Print every entry word for word, but omit the pictures.

## start Given entries

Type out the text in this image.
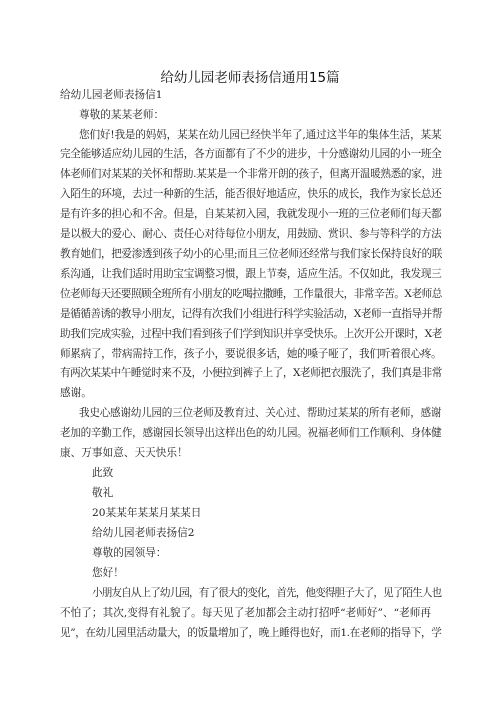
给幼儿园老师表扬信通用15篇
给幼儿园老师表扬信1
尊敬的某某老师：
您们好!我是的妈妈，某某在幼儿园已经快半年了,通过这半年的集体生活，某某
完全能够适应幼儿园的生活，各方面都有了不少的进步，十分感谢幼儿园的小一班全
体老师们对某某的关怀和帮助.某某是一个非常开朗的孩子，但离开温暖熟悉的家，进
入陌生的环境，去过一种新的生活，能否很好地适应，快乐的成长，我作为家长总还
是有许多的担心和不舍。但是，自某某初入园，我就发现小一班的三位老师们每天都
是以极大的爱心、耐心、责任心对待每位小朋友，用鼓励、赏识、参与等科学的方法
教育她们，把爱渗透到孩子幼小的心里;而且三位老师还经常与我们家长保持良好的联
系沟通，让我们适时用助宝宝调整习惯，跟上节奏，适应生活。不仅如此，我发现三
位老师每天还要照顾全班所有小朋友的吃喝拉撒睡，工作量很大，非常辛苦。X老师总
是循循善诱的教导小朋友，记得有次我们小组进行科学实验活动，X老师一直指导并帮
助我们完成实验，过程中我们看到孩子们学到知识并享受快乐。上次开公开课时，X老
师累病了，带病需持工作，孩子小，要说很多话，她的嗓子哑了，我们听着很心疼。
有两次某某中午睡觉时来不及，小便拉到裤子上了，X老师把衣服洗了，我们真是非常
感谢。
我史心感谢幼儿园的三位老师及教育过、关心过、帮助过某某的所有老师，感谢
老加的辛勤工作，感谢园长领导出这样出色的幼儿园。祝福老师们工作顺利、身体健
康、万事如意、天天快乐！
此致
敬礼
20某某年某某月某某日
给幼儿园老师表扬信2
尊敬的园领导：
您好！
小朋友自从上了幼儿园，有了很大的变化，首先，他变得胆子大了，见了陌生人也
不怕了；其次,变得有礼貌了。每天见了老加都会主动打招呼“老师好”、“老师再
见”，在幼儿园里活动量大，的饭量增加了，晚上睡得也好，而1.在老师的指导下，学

## end Given entries

* Response below *
Type out the text in this image.
给幼儿园老师表扬信通用15篇
给幼儿园老师表扬信1
尊敬的某某老师：
您们好!我是的妈妈，某某在幼儿园已经快半年了,通过这半年的集体生活，某某
完全能够适应幼儿园的生活，各方面都有了不少的进步，十分感谢幼儿园的小一班全
体老师们对某某的关怀和帮助.某某是一个非常开朗的孩子，但离开温暖熟悉的家，进
入陌生的环境，去过一种新的生活，能否很好地适应，快乐的成长，我作为家长总还
是有许多的担心和不舍。但是，自某某初入园，我就发现小一班的三位老师们每天都
是以极大的爱心、耐心、责任心对待每位小朋友，用鼓励、赏识、参与等科学的方法
教育她们，把爱渗透到孩子幼小的心里;而且三位老师还经常与我们家长保持良好的联
系沟通，让我们适时用助宝宝调整习惯，跟上节奏，适应生活。不仅如此，我发现三
位老师每天还要照顾全班所有小朋友的吃喝拉撒睡，工作量很大，非常辛苦。X老师总
是循循善诱的教导小朋友，记得有次我们小组进行科学实验活动，X老师一直指导并帮
助我们完成实验，过程中我们看到孩子们学到知识并享受快乐。上次开公开课时，X老
师累病了，带病需持工作，孩子小，要说很多话，她的嗓子哑了，我们听着很心疼。
有两次某某中午睡觉时来不及，小便拉到裤子上了，X老师把衣服洗了，我们真是非常
感谢。
我史心感谢幼儿园的三位老师及教育过、关心过、帮助过某某的所有老师，感谢
老加的辛勤工作，感谢园长领导出这样出色的幼儿园。祝福老师们工作顺利、身体健
康、万事如意、天天快乐！
此致
敬礼
20某某年某某月某某日
给幼儿园老师表扬信2
尊敬的园领导：
您好！
小朋友自从上了幼儿园，有了很大的变化，首先，他变得胆子大了，见了陌生人也
不怕了；其次,变得有礼貌了。每天见了老加都会主动打招呼“老师好”、“老师再
见”，在幼儿园里活动量大，的饭量增加了，晚上睡得也好，而1.在老师的指导下，学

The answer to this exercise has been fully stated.